BEGIN

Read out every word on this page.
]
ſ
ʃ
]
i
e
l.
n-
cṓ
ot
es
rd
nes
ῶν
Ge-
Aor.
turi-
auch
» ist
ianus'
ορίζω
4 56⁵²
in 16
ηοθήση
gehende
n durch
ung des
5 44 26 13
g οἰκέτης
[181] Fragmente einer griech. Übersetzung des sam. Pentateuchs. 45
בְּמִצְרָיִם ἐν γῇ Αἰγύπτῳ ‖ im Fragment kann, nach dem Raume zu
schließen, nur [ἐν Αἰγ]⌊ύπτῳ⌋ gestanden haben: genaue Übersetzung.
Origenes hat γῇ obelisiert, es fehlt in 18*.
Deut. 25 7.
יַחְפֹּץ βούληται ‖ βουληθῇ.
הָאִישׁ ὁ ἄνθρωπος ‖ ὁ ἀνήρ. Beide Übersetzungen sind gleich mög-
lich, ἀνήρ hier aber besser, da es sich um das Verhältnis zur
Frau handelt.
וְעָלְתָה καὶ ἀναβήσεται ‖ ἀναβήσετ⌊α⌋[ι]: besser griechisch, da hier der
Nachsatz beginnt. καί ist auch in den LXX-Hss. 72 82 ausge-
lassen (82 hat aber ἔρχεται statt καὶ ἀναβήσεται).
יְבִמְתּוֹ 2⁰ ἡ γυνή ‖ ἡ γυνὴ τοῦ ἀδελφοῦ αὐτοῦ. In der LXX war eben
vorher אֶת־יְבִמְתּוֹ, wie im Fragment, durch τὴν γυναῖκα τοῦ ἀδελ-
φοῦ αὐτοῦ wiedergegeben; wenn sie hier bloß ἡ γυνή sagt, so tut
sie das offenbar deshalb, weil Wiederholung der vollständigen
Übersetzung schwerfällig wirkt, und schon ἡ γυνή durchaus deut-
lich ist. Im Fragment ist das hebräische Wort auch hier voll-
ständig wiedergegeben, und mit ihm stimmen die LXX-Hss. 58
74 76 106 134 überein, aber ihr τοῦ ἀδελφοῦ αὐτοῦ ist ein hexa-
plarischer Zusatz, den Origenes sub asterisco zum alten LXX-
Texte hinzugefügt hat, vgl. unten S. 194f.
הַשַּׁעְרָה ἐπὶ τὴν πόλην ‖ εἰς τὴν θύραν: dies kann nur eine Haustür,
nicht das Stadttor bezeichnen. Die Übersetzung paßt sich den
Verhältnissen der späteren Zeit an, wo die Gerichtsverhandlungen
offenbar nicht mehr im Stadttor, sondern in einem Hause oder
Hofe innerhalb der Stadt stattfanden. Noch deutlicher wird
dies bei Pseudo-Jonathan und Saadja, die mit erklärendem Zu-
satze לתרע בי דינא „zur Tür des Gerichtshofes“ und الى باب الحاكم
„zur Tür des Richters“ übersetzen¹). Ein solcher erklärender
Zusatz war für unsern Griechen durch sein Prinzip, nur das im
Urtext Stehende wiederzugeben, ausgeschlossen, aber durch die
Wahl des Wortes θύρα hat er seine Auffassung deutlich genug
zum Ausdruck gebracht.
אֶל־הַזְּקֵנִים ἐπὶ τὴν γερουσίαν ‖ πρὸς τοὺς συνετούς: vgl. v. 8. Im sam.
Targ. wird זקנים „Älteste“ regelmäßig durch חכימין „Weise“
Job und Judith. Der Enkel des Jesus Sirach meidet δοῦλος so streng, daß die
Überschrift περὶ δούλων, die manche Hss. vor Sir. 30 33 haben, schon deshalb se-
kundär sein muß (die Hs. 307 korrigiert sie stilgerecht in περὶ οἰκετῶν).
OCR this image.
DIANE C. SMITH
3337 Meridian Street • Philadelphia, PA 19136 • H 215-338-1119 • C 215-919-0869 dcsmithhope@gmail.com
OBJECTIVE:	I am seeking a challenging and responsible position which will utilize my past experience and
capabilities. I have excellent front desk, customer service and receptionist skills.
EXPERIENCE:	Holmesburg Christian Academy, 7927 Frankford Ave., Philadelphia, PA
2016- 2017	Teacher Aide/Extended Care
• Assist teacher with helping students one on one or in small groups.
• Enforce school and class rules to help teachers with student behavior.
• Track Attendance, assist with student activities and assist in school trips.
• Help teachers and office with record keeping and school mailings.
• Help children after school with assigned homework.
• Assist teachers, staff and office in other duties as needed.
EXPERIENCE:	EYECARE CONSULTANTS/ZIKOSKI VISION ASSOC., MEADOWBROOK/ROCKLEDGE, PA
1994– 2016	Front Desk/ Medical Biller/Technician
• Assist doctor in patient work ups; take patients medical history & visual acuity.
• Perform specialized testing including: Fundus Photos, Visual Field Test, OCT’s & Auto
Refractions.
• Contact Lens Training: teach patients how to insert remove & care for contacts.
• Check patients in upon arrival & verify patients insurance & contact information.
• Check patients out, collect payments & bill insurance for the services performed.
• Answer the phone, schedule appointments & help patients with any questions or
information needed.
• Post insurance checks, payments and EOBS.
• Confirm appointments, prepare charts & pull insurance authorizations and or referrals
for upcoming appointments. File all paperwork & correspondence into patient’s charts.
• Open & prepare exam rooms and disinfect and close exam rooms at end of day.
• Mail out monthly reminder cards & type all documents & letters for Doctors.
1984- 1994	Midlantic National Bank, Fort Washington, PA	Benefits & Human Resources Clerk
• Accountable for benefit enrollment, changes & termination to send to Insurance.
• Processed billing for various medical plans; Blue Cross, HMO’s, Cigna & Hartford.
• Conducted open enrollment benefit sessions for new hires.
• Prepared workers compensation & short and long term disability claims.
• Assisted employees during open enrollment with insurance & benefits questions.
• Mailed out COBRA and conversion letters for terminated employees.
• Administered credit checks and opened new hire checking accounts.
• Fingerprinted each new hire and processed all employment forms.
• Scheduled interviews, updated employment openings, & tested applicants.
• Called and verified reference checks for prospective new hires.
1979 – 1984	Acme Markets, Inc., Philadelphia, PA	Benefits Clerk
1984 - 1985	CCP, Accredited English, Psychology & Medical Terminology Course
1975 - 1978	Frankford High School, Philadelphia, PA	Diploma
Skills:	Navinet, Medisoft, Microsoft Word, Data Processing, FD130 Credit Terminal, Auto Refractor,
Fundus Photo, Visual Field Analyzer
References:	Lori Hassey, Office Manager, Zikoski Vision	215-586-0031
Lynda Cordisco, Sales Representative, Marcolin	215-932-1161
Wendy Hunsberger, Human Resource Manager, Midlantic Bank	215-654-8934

END

# Work instruction
In the data above, copy every line where the string "Clerk" appears.

# Answer box
1984- 1994	Midlantic National Bank, Fort Washington, PA	Benefits & Human Resources Clerk
1979 – 1984	Acme Markets, Inc., Philadelphia, PA	Benefits Clerk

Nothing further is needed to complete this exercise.